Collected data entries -

— begin —

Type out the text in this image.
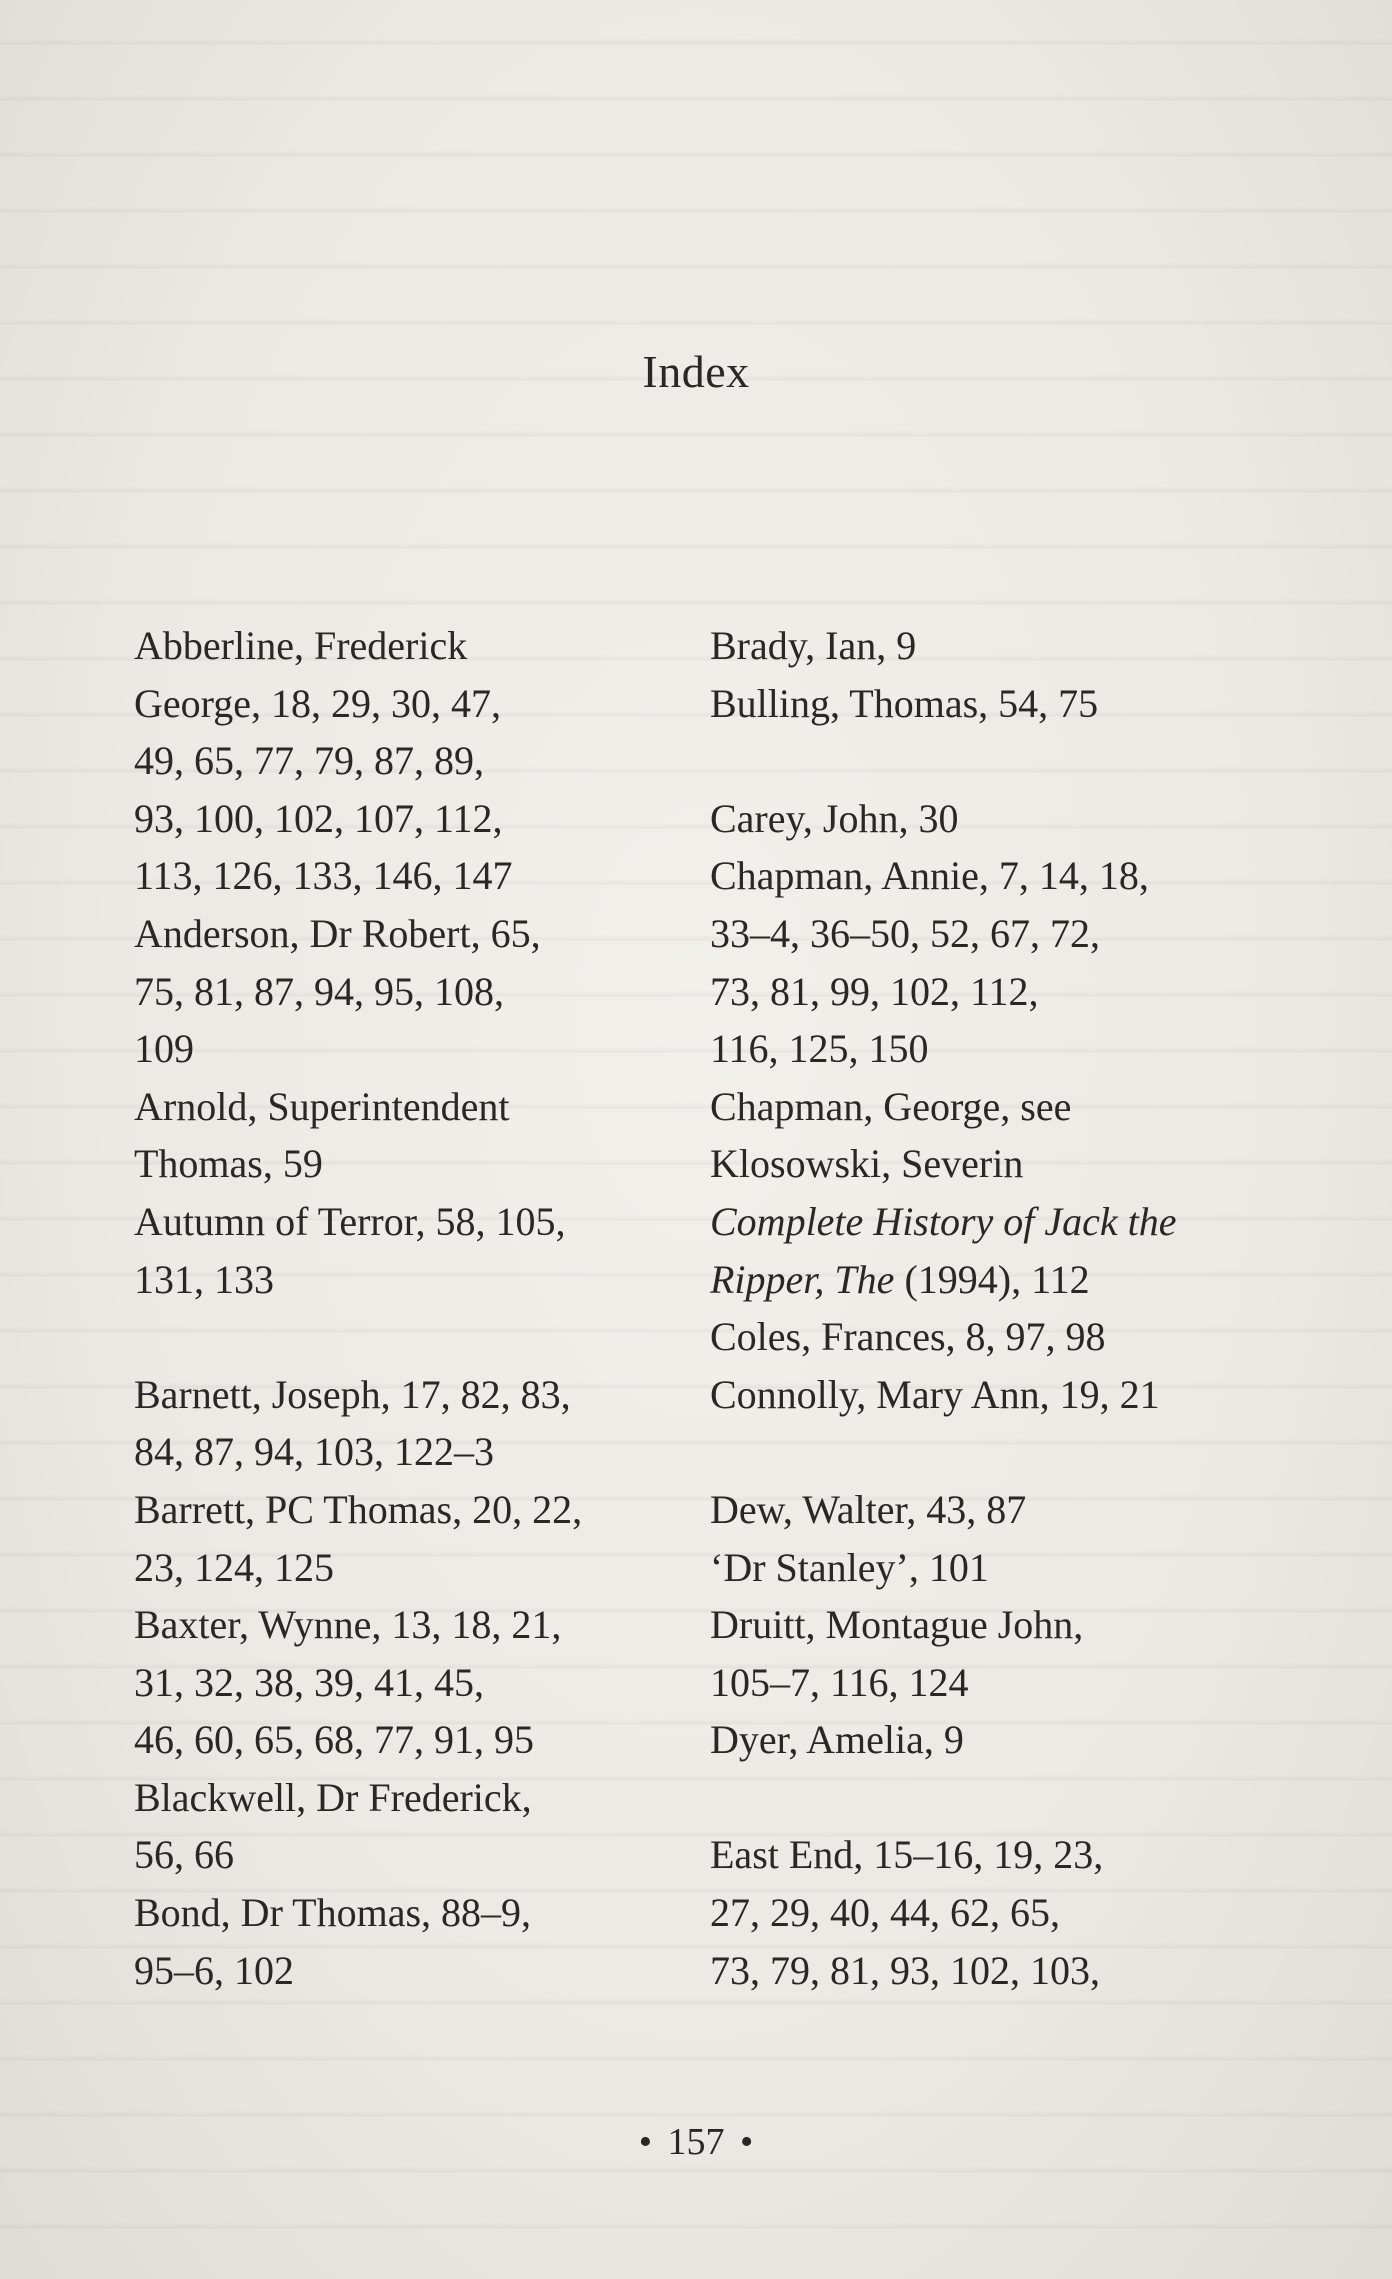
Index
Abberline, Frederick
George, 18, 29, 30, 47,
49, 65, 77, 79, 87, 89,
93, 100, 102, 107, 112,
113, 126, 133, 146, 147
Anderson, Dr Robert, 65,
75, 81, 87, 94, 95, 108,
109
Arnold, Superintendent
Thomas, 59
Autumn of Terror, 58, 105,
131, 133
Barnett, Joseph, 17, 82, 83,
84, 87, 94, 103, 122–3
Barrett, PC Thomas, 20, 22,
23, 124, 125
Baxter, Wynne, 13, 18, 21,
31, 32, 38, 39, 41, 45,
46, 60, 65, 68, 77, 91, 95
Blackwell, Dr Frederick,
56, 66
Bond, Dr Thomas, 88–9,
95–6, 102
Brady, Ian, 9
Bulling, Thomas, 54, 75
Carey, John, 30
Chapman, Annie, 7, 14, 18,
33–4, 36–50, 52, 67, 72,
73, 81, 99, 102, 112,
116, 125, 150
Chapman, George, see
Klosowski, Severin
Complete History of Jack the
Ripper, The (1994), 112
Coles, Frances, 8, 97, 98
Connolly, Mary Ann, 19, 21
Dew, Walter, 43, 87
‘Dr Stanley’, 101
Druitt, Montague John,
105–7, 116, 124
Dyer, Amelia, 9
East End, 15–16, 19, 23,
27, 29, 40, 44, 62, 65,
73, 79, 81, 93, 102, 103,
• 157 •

— end —

WHAT YOU HAVE TO DO - Pull out each line of the listing that holds the string "Frederick".

RESULT -
Abberline, Frederick
Blackwell, Dr Frederick,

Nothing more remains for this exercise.